*What is expected*: Give the records back in full, exactly as they read.

*Dataset excerpts*:
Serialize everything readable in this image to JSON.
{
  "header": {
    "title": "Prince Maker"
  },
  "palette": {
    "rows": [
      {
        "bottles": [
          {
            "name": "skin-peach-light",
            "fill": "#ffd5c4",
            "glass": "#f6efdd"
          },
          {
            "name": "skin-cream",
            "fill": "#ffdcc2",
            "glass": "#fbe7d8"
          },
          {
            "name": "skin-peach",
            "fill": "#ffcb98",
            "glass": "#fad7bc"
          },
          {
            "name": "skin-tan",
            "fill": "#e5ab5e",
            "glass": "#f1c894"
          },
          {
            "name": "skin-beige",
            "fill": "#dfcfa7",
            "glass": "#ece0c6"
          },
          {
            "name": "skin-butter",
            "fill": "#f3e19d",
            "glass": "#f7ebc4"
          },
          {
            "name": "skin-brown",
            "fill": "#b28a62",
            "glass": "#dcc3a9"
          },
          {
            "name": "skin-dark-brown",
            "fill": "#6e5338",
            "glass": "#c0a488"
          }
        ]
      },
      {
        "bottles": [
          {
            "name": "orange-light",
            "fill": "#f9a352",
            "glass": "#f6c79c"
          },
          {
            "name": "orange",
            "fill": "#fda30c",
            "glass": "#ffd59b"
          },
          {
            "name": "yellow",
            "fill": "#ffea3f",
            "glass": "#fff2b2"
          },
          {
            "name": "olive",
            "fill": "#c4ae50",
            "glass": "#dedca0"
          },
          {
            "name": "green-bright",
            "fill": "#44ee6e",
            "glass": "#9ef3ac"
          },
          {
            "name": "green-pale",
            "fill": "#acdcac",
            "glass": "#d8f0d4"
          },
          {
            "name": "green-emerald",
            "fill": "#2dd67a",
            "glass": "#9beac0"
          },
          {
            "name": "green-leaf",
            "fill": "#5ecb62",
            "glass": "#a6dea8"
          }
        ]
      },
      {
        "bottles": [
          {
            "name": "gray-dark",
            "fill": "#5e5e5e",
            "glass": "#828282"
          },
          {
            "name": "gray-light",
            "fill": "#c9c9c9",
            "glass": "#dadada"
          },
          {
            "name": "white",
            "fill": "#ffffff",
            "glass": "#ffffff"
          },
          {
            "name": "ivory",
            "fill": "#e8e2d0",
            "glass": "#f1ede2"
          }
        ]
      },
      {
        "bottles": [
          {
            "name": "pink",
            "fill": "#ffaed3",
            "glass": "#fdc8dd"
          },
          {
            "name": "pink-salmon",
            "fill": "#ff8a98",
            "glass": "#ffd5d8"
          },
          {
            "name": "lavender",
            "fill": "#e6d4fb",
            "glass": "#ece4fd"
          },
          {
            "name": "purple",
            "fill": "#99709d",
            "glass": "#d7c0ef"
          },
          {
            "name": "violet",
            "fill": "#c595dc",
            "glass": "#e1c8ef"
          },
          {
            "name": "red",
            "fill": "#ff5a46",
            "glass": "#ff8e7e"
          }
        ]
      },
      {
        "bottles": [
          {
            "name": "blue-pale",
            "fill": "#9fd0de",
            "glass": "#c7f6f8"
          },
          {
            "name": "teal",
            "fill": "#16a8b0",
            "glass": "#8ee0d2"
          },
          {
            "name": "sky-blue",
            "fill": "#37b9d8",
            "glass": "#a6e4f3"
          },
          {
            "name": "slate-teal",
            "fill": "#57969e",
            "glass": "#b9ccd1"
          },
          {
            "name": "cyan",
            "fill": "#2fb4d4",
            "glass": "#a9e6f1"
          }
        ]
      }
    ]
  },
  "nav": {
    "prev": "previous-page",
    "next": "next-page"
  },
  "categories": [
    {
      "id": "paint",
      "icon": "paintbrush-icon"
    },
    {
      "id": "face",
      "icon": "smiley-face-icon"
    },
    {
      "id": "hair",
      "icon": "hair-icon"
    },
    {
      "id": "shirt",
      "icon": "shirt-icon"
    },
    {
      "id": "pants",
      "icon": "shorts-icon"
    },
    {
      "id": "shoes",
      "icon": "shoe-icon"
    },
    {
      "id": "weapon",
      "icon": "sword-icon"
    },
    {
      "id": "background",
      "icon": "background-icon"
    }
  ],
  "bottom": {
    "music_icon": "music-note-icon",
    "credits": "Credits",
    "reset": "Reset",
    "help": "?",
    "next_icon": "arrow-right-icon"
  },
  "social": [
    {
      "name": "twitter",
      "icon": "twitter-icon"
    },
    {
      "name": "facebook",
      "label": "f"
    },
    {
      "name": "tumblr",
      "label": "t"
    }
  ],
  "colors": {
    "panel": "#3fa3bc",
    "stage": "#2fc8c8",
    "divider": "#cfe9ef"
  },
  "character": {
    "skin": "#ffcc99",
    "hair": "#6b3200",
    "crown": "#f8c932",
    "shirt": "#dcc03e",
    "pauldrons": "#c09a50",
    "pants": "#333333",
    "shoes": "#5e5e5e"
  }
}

*Expected answer*:
Serialize everything readable in this image to JSON.
{
  "header": {
    "title": "Prince Maker"
  },
  "palette": {
    "rows": [
      {
        "bottles": [
          {
            "name": "skin-peach-light",
            "fill": "#ffd5c4",
            "glass": "#f6efdd"
          },
          {
            "name": "skin-cream",
            "fill": "#ffdcc2",
            "glass": "#fbe7d8"
          },
          {
            "name": "skin-peach",
            "fill": "#ffcb98",
            "glass": "#fad7bc"
          },
          {
            "name": "skin-tan",
            "fill": "#e5ab5e",
            "glass": "#f1c894"
          },
          {
            "name": "skin-beige",
            "fill": "#dfcfa7",
            "glass": "#ece0c6"
          },
          {
            "name": "skin-butter",
            "fill": "#f3e19d",
            "glass": "#f7ebc4"
          },
          {
            "name": "skin-brown",
            "fill": "#b28a62",
            "glass": "#dcc3a9"
          },
          {
            "name": "skin-dark-brown",
            "fill": "#6e5338",
            "glass": "#c0a488"
          }
        ]
      },
      {
        "bottles": [
          {
            "name": "orange-light",
            "fill": "#f9a352",
            "glass": "#f6c79c"
          },
          {
            "name": "orange",
            "fill": "#fda30c",
            "glass": "#ffd59b"
          },
          {
            "name": "yellow",
            "fill": "#ffea3f",
            "glass": "#fff2b2"
          },
          {
            "name": "olive",
            "fill": "#c4ae50",
            "glass": "#dedca0"
          },
          {
            "name": "green-bright",
            "fill": "#44ee6e",
            "glass": "#9ef3ac"
          },
          {
            "name": "green-pale",
            "fill": "#acdcac",
            "glass": "#d8f0d4"
          },
          {
            "name": "green-emerald",
            "fill": "#2dd67a",
            "glass": "#9beac0"
          },
          {
            "name": "green-leaf",
            "fill": "#5ecb62",
            "glass": "#a6dea8"
          }
        ]
      },
      {
        "bottles": [
          {
            "name": "gray-dark",
            "fill": "#5e5e5e",
            "glass": "#828282"
          },
          {
            "name": "gray-light",
            "fill": "#c9c9c9",
            "glass": "#dadada"
          },
          {
            "name": "white",
            "fill": "#ffffff",
            "glass": "#ffffff"
          },
          {
            "name": "ivory",
            "fill": "#e8e2d0",
            "glass": "#f1ede2"
          }
        ]
      },
      {
        "bottles": [
          {
            "name": "pink",
            "fill": "#ffaed3",
            "glass": "#fdc8dd"
          },
          {
            "name": "pink-salmon",
            "fill": "#ff8a98",
            "glass": "#ffd5d8"
          },
          {
            "name": "lavender",
            "fill": "#e6d4fb",
            "glass": "#ece4fd"
          },
          {
            "name": "purple",
            "fill": "#99709d",
            "glass": "#d7c0ef"
          },
          {
            "name": "violet",
            "fill": "#c595dc",
            "glass": "#e1c8ef"
          },
          {
            "name": "red",
            "fill": "#ff5a46",
            "glass": "#ff8e7e"
          }
        ]
      },
      {
        "bottles": [
          {
            "name": "blue-pale",
            "fill": "#9fd0de",
            "glass": "#c7f6f8"
          },
          {
            "name": "teal",
            "fill": "#16a8b0",
            "glass": "#8ee0d2"
          },
          {
            "name": "sky-blue",
            "fill": "#37b9d8",
            "glass": "#a6e4f3"
          },
          {
            "name": "slate-teal",
            "fill": "#57969e",
            "glass": "#b9ccd1"
          },
          {
            "name": "cyan",
            "fill": "#2fb4d4",
            "glass": "#a9e6f1"
          }
        ]
      }
    ]
  },
  "nav": {
    "prev": "previous-page",
    "next": "next-page"
  },
  "categories": [
    {
      "id": "paint",
      "icon": "paintbrush-icon"
    },
    {
      "id": "face",
      "icon": "smiley-face-icon"
    },
    {
      "id": "hair",
      "icon": "hair-icon"
    },
    {
      "id": "shirt",
      "icon": "shirt-icon"
    },
    {
      "id": "pants",
      "icon": "shorts-icon"
    },
    {
      "id": "shoes",
      "icon": "shoe-icon"
    },
    {
      "id": "weapon",
      "icon": "sword-icon"
    },
    {
      "id": "background",
      "icon": "background-icon"
    }
  ],
  "bottom": {
    "music_icon": "music-note-icon",
    "credits": "Credits",
    "reset": "Reset",
    "help": "?",
    "next_icon": "arrow-right-icon"
  },
  "social": [
    {
      "name": "twitter",
      "icon": "twitter-icon"
    },
    {
      "name": "facebook",
      "label": "f"
    },
    {
      "name": "tumblr",
      "label": "t"
    }
  ],
  "colors": {
    "panel": "#3fa3bc",
    "stage": "#2fc8c8",
    "divider": "#cfe9ef"
  },
  "character": {
    "skin": "#ffcc99",
    "hair": "#6b3200",
    "crown": "#f8c932",
    "shirt": "#dcc03e",
    "pauldrons": "#c09a50",
    "pants": "#333333",
    "shoes": "#5e5e5e"
  }
}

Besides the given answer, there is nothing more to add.